◆ Saved entries ◆
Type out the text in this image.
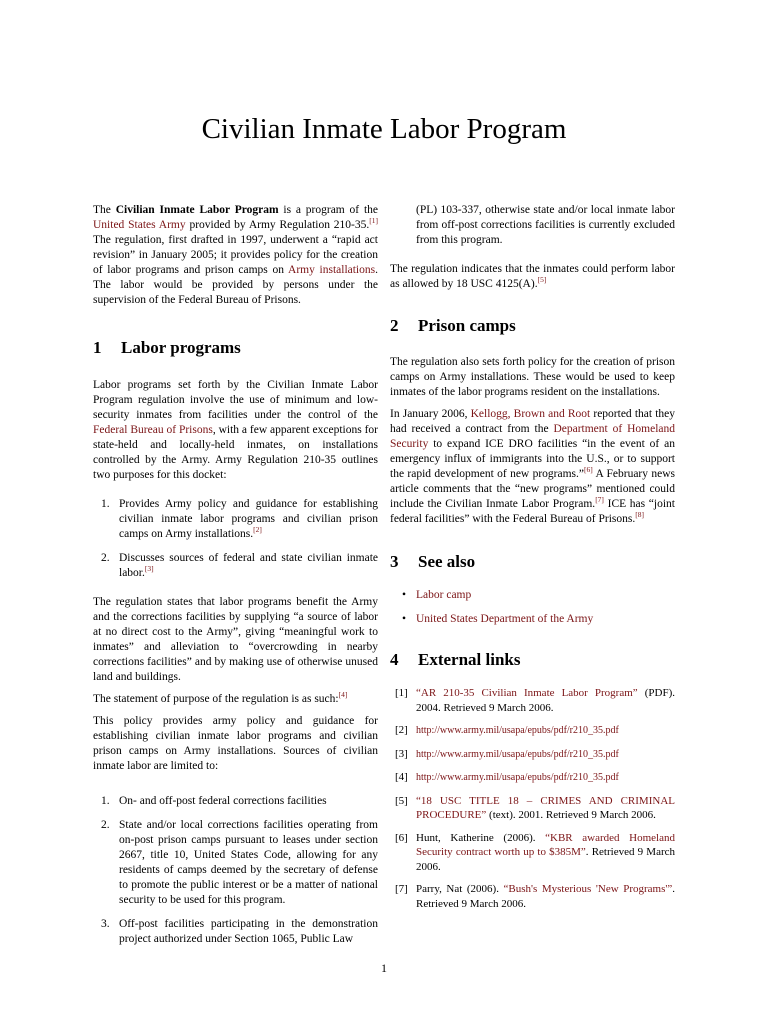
Civilian Inmate Labor Program

The Civilian Inmate Labor Program is a program of the United States Army provided by Army Regulation 210-35.[1] The regulation, first drafted in 1997, underwent a “rapid act revision” in January 2005; it provides policy for the creation of labor programs and prison camps on Army installations. The labor would be provided by persons under the supervision of the Federal Bureau of Prisons.

1 Labor programs

Labor programs set forth by the Civilian Inmate Labor Program regulation involve the use of minimum and low-security inmates from facilities under the control of the Federal Bureau of Prisons, with a few apparent exceptions for state-held and locally-held inmates, on installations controlled by the Army. Army Regulation 210-35 outlines two purposes for this docket:

1. Provides Army policy and guidance for establishing civilian inmate labor programs and civilian prison camps on Army installations.[2]
2. Discusses sources of federal and state civilian inmate labor.[3]

The regulation states that labor programs benefit the Army and the corrections facilities by supplying “a source of labor at no direct cost to the Army”, giving “meaningful work to inmates” and alleviation to “overcrowding in nearby corrections facilities” and by making use of otherwise unused land and buildings.

The statement of purpose of the regulation is as such:[4]

This policy provides army policy and guidance for establishing civilian inmate labor programs and civilian prison camps on Army installations. Sources of civilian inmate labor are limited to:

1. On- and off-post federal corrections facilities
2. State and/or local corrections facilities operating from on-post prison camps pursuant to leases under section 2667, title 10, United States Code, allowing for any residents of camps deemed by the secretary of defense to promote the public interest or be a matter of national security to be used for this program.
3. Off-post facilities participating in the demonstration project authorized under Section 1065, Public Law

(PL) 103-337, otherwise state and/or local inmate labor from off-post corrections facilities is currently excluded from this program.

The regulation indicates that the inmates could perform labor as allowed by 18 USC 4125(A).[5]

2 Prison camps

The regulation also sets forth policy for the creation of prison camps on Army installations. These would be used to keep inmates of the labor programs resident on the installations.

In January 2006, Kellogg, Brown and Root reported that they had received a contract from the Department of Homeland Security to expand ICE DRO facilities “in the event of an emergency influx of immigrants into the U.S., or to support the rapid development of new programs.”[6] A February news article comments that the “new programs” mentioned could include the Civilian Inmate Labor Program.[7] ICE has “joint federal facilities” with the Federal Bureau of Prisons.[8]

3 See also
• Labor camp
• United States Department of the Army
4 External links
[1] “AR 210-35 Civilian Inmate Labor Program” (PDF). 2004. Retrieved 9 March 2006.
[2] http://www.army.mil/usapa/epubs/pdf/r210_35.pdf
[3] http://www.army.mil/usapa/epubs/pdf/r210_35.pdf
[4] http://www.army.mil/usapa/epubs/pdf/r210_35.pdf
[5] “18 USC TITLE 18 – CRIMES AND CRIMINAL PROCEDURE” (text). 2001. Retrieved 9 March 2006.
[6] Hunt, Katherine (2006). “KBR awarded Homeland Security contract worth up to $385M”. Retrieved 9 March 2006.
[7] Parry, Nat (2006). “Bush's Mysterious 'New Programs'”. Retrieved 9 March 2006.
1
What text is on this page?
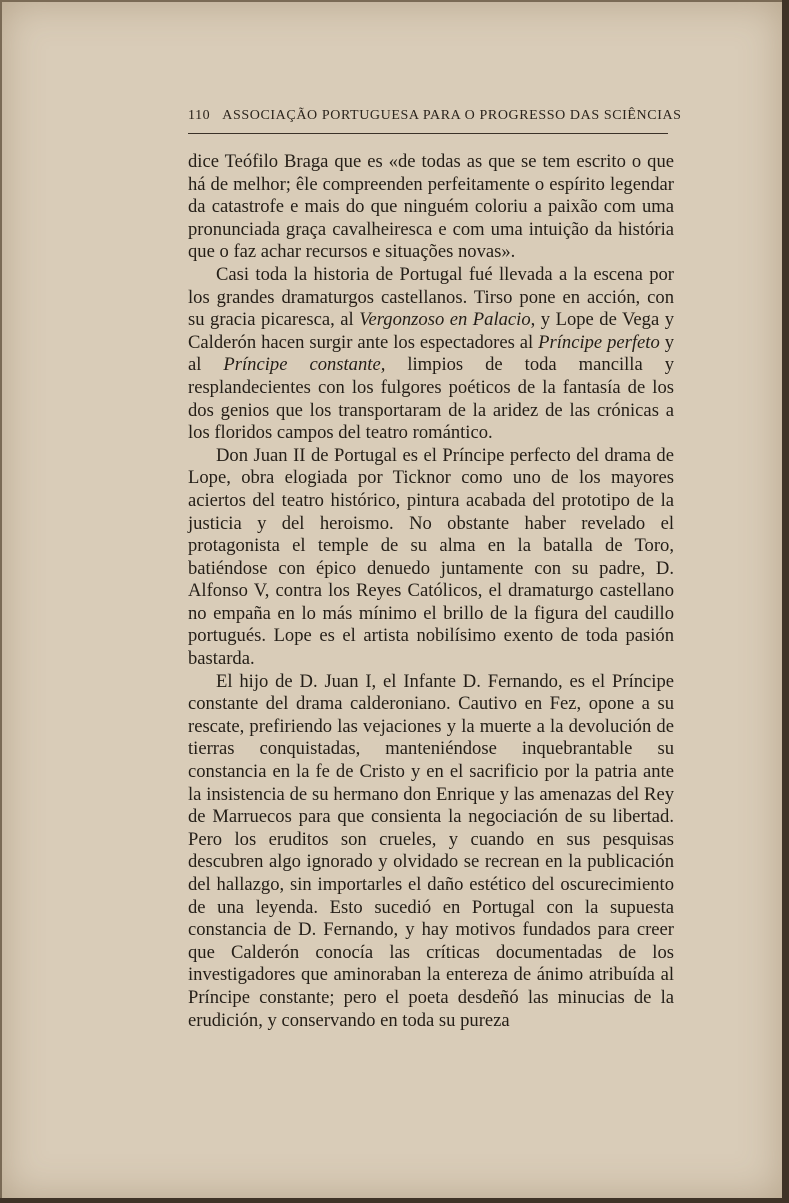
110 ASSOCIAÇÃO PORTUGUESA PARA O PROGRESSO DAS SCIÊNCIAS

dice Teófilo Braga que es «de todas as que se tem escrito o que há de melhor; êle compreenden perfeitamente o espírito legendar da catastrofe e mais do que ninguém coloriu a paixão com uma pronunciada graça cavalheiresca e com uma intuição da história que o faz achar recursos e situações novas».

Casi toda la historia de Portugal fué llevada a la escena por los grandes dramaturgos castellanos. Tirso pone en acción, con su gracia picaresca, al Vergonzoso en Palacio, y Lope de Vega y Calderón hacen surgir ante los espectadores al Príncipe perfeto y al Príncipe constante, limpios de toda mancilla y resplandecientes con los fulgores poéticos de la fantasía de los dos genios que los transportaram de la aridez de las crónicas a los floridos campos del teatro romántico.

Don Juan II de Portugal es el Príncipe perfecto del drama de Lope, obra elogiada por Ticknor como uno de los mayores aciertos del teatro histórico, pintura acabada del prototipo de la justicia y del heroismo. No obstante haber revelado el protagonista el temple de su alma en la batalla de Toro, batiéndose con épico denuedo juntamente con su padre, D. Alfonso V, contra los Reyes Católicos, el dramaturgo castellano no empaña en lo más mínimo el brillo de la figura del caudillo portugués. Lope es el artista nobilísimo exento de toda pasión bastarda.

El hijo de D. Juan I, el Infante D. Fernando, es el Príncipe constante del drama calderoniano. Cautivo en Fez, opone a su rescate, prefiriendo las vejaciones y la muerte a la devolución de tierras conquistadas, manteniéndose inquebrantable su constancia en la fe de Cristo y en el sacrificio por la patria ante la insistencia de su hermano don Enrique y las amenazas del Rey de Marruecos para que consienta la negociación de su libertad. Pero los eruditos son crueles, y cuando en sus pesquisas descubren algo ignorado y olvidado se recrean en la publicación del hallazgo, sin importarles el daño estético del oscurecimiento de una leyenda. Esto sucedió en Portugal con la supuesta constancia de D. Fernando, y hay motivos fundados para creer que Calderón conocía las críticas documentadas de los investigadores que aminoraban la entereza de ánimo atribuída al Príncipe constante; pero el poeta desdeñó las minucias de la erudición, y conservando en toda su pureza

◆ Objective ◆
Your task is to reproduce all of the material exactly. The pictures stay out.

◆ Written answer ◆
Type out the text in this image.
Civilian Inmate Labor Program

The Civilian Inmate Labor Program is a program of the United States Army provided by Army Regulation 210-35.[1] The regulation, first drafted in 1997, underwent a “rapid act revision” in January 2005; it provides policy for the creation of labor programs and prison camps on Army installations. The labor would be provided by persons under the supervision of the Federal Bureau of Prisons.

1 Labor programs

Labor programs set forth by the Civilian Inmate Labor Program regulation involve the use of minimum and low-security inmates from facilities under the control of the Federal Bureau of Prisons, with a few apparent exceptions for state-held and locally-held inmates, on installations controlled by the Army. Army Regulation 210-35 outlines two purposes for this docket:

1. Provides Army policy and guidance for establishing civilian inmate labor programs and civilian prison camps on Army installations.[2]
2. Discusses sources of federal and state civilian inmate labor.[3]

The regulation states that labor programs benefit the Army and the corrections facilities by supplying “a source of labor at no direct cost to the Army”, giving “meaningful work to inmates” and alleviation to “overcrowding in nearby corrections facilities” and by making use of otherwise unused land and buildings.

The statement of purpose of the regulation is as such:[4]

This policy provides army policy and guidance for establishing civilian inmate labor programs and civilian prison camps on Army installations. Sources of civilian inmate labor are limited to:

1. On- and off-post federal corrections facilities
2. State and/or local corrections facilities operating from on-post prison camps pursuant to leases under section 2667, title 10, United States Code, allowing for any residents of camps deemed by the secretary of defense to promote the public interest or be a matter of national security to be used for this program.
3. Off-post facilities participating in the demonstration project authorized under Section 1065, Public Law

(PL) 103-337, otherwise state and/or local inmate labor from off-post corrections facilities is currently excluded from this program.

The regulation indicates that the inmates could perform labor as allowed by 18 USC 4125(A).[5]

2 Prison camps

The regulation also sets forth policy for the creation of prison camps on Army installations. These would be used to keep inmates of the labor programs resident on the installations.

In January 2006, Kellogg, Brown and Root reported that they had received a contract from the Department of Homeland Security to expand ICE DRO facilities “in the event of an emergency influx of immigrants into the U.S., or to support the rapid development of new programs.”[6] A February news article comments that the “new programs” mentioned could include the Civilian Inmate Labor Program.[7] ICE has “joint federal facilities” with the Federal Bureau of Prisons.[8]

3 See also
• Labor camp
• United States Department of the Army
4 External links
[1] “AR 210-35 Civilian Inmate Labor Program” (PDF). 2004. Retrieved 9 March 2006.
[2] http://www.army.mil/usapa/epubs/pdf/r210_35.pdf
[3] http://www.army.mil/usapa/epubs/pdf/r210_35.pdf
[4] http://www.army.mil/usapa/epubs/pdf/r210_35.pdf
[5] “18 USC TITLE 18 – CRIMES AND CRIMINAL PROCEDURE” (text). 2001. Retrieved 9 March 2006.
[6] Hunt, Katherine (2006). “KBR awarded Homeland Security contract worth up to $385M”. Retrieved 9 March 2006.
[7] Parry, Nat (2006). “Bush's Mysterious 'New Programs'”. Retrieved 9 March 2006.
1
What text is on this page?
110 ASSOCIAÇÃO PORTUGUESA PARA O PROGRESSO DAS SCIÊNCIAS

dice Teófilo Braga que es «de todas as que se tem escrito o que há de melhor; êle compreenden perfeitamente o espírito legendar da catastrofe e mais do que ninguém coloriu a paixão com uma pronunciada graça cavalheiresca e com uma intuição da história que o faz achar recursos e situações novas».

Casi toda la historia de Portugal fué llevada a la escena por los grandes dramaturgos castellanos. Tirso pone en acción, con su gracia picaresca, al Vergonzoso en Palacio, y Lope de Vega y Calderón hacen surgir ante los espectadores al Príncipe perfeto y al Príncipe constante, limpios de toda mancilla y resplandecientes con los fulgores poéticos de la fantasía de los dos genios que los transportaram de la aridez de las crónicas a los floridos campos del teatro romántico.

Don Juan II de Portugal es el Príncipe perfecto del drama de Lope, obra elogiada por Ticknor como uno de los mayores aciertos del teatro histórico, pintura acabada del prototipo de la justicia y del heroismo. No obstante haber revelado el protagonista el temple de su alma en la batalla de Toro, batiéndose con épico denuedo juntamente con su padre, D. Alfonso V, contra los Reyes Católicos, el dramaturgo castellano no empaña en lo más mínimo el brillo de la figura del caudillo portugués. Lope es el artista nobilísimo exento de toda pasión bastarda.

El hijo de D. Juan I, el Infante D. Fernando, es el Príncipe constante del drama calderoniano. Cautivo en Fez, opone a su rescate, prefiriendo las vejaciones y la muerte a la devolución de tierras conquistadas, manteniéndose inquebrantable su constancia en la fe de Cristo y en el sacrificio por la patria ante la insistencia de su hermano don Enrique y las amenazas del Rey de Marruecos para que consienta la negociación de su libertad. Pero los eruditos son crueles, y cuando en sus pesquisas descubren algo ignorado y olvidado se recrean en la publicación del hallazgo, sin importarles el daño estético del oscurecimiento de una leyenda. Esto sucedió en Portugal con la supuesta constancia de D. Fernando, y hay motivos fundados para creer que Calderón conocía las críticas documentadas de los investigadores que aminoraban la entereza de ánimo atribuída al Príncipe constante; pero el poeta desdeñó las minucias de la erudición, y conservando en toda su pureza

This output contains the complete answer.